**Given problem:** Return the data exactly, with all pictures removed.

====== Supplied records

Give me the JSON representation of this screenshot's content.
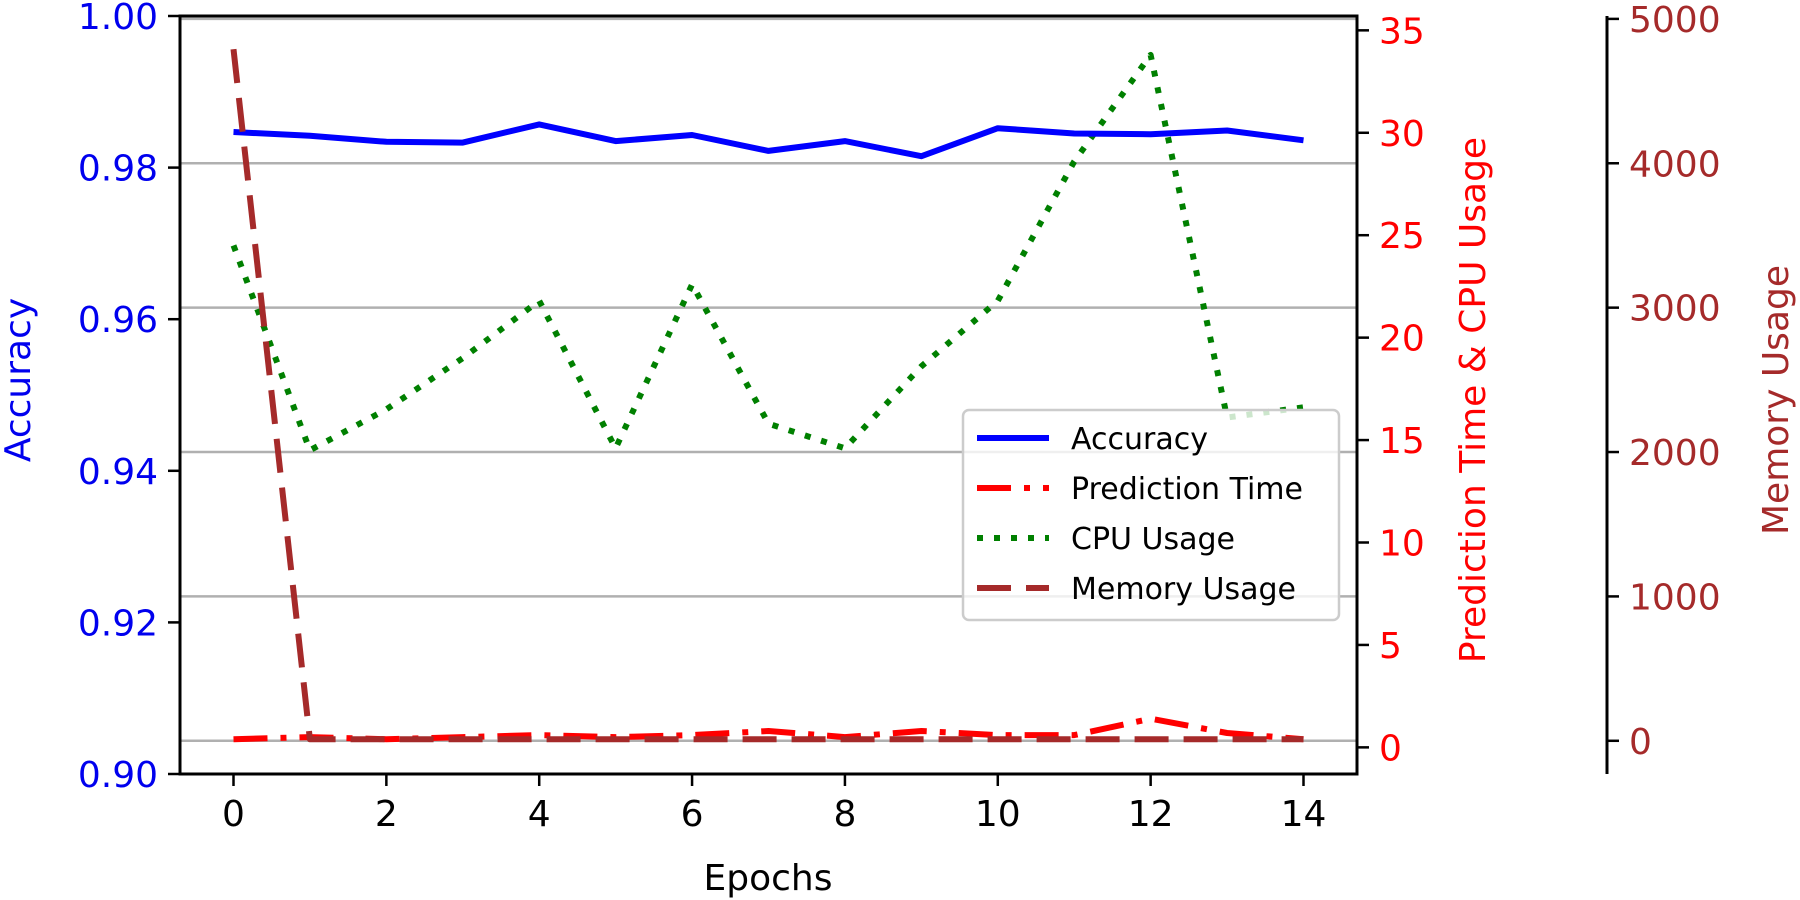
{
  "chart_data": {
    "type": "line",
    "xlabel": "Epochs",
    "x": [
      0,
      1,
      2,
      3,
      4,
      5,
      6,
      7,
      8,
      9,
      10,
      11,
      12,
      13,
      14
    ],
    "x_ticks": [
      0,
      2,
      4,
      6,
      8,
      10,
      12,
      14
    ],
    "xlim": [
      -0.7,
      14.7
    ],
    "grid": "horizontal",
    "legend_position": "center-right",
    "axes": {
      "accuracy": {
        "label": "Accuracy",
        "color": "#0000ee",
        "ylim": [
          0.9,
          1.0
        ],
        "ticks": [
          "0.90",
          "0.92",
          "0.94",
          "0.96",
          "0.98",
          "1.00"
        ]
      },
      "time_cpu": {
        "label": "Prediction Time & CPU Usage",
        "color": "#ff0000",
        "ylim": [
          -1.3,
          35.7
        ],
        "ticks": [
          "0",
          "5",
          "10",
          "15",
          "20",
          "25",
          "30",
          "35"
        ]
      },
      "memory": {
        "label": "Memory Usage",
        "color": "#a52a2a",
        "ylim": [
          -230,
          5020
        ],
        "ticks": [
          "0",
          "1000",
          "2000",
          "3000",
          "4000",
          "5000"
        ]
      }
    },
    "series": [
      {
        "name": "Accuracy",
        "axis": "accuracy",
        "color": "#0000ff",
        "dash": "solid",
        "values": [
          0.9847,
          0.9842,
          0.9834,
          0.9833,
          0.9857,
          0.9835,
          0.9843,
          0.9822,
          0.9835,
          0.9815,
          0.9852,
          0.9845,
          0.9844,
          0.9849,
          0.9836
        ]
      },
      {
        "name": "Prediction Time",
        "axis": "time_cpu",
        "color": "#ff0000",
        "dash": "dashdot",
        "values": [
          0.4,
          0.5,
          0.4,
          0.5,
          0.6,
          0.5,
          0.6,
          0.8,
          0.5,
          0.8,
          0.6,
          0.6,
          1.4,
          0.7,
          0.4
        ]
      },
      {
        "name": "CPU Usage",
        "axis": "time_cpu",
        "color": "#008000",
        "dash": "dotted",
        "values": [
          24.5,
          14.5,
          16.5,
          19.0,
          21.8,
          14.6,
          22.6,
          15.8,
          14.6,
          18.6,
          21.8,
          28.6,
          33.8,
          16.1,
          16.6
        ]
      },
      {
        "name": "Memory Usage",
        "axis": "memory",
        "color": "#a52a2a",
        "dash": "dashed",
        "values": [
          4790,
          10,
          10,
          10,
          10,
          10,
          10,
          10,
          10,
          10,
          10,
          10,
          10,
          10,
          10
        ]
      }
    ]
  }
}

============

**Reply:**
Give me the JSON representation of this screenshot's content.
{
  "chart_data": {
    "type": "line",
    "xlabel": "Epochs",
    "x": [
      0,
      1,
      2,
      3,
      4,
      5,
      6,
      7,
      8,
      9,
      10,
      11,
      12,
      13,
      14
    ],
    "x_ticks": [
      0,
      2,
      4,
      6,
      8,
      10,
      12,
      14
    ],
    "xlim": [
      -0.7,
      14.7
    ],
    "grid": "horizontal",
    "legend_position": "center-right",
    "axes": {
      "accuracy": {
        "label": "Accuracy",
        "color": "#0000ee",
        "ylim": [
          0.9,
          1.0
        ],
        "ticks": [
          "0.90",
          "0.92",
          "0.94",
          "0.96",
          "0.98",
          "1.00"
        ]
      },
      "time_cpu": {
        "label": "Prediction Time & CPU Usage",
        "color": "#ff0000",
        "ylim": [
          -1.3,
          35.7
        ],
        "ticks": [
          "0",
          "5",
          "10",
          "15",
          "20",
          "25",
          "30",
          "35"
        ]
      },
      "memory": {
        "label": "Memory Usage",
        "color": "#a52a2a",
        "ylim": [
          -230,
          5020
        ],
        "ticks": [
          "0",
          "1000",
          "2000",
          "3000",
          "4000",
          "5000"
        ]
      }
    },
    "series": [
      {
        "name": "Accuracy",
        "axis": "accuracy",
        "color": "#0000ff",
        "dash": "solid",
        "values": [
          0.9847,
          0.9842,
          0.9834,
          0.9833,
          0.9857,
          0.9835,
          0.9843,
          0.9822,
          0.9835,
          0.9815,
          0.9852,
          0.9845,
          0.9844,
          0.9849,
          0.9836
        ]
      },
      {
        "name": "Prediction Time",
        "axis": "time_cpu",
        "color": "#ff0000",
        "dash": "dashdot",
        "values": [
          0.4,
          0.5,
          0.4,
          0.5,
          0.6,
          0.5,
          0.6,
          0.8,
          0.5,
          0.8,
          0.6,
          0.6,
          1.4,
          0.7,
          0.4
        ]
      },
      {
        "name": "CPU Usage",
        "axis": "time_cpu",
        "color": "#008000",
        "dash": "dotted",
        "values": [
          24.5,
          14.5,
          16.5,
          19.0,
          21.8,
          14.6,
          22.6,
          15.8,
          14.6,
          18.6,
          21.8,
          28.6,
          33.8,
          16.1,
          16.6
        ]
      },
      {
        "name": "Memory Usage",
        "axis": "memory",
        "color": "#a52a2a",
        "dash": "dashed",
        "values": [
          4790,
          10,
          10,
          10,
          10,
          10,
          10,
          10,
          10,
          10,
          10,
          10,
          10,
          10,
          10
        ]
      }
    ]
  }
}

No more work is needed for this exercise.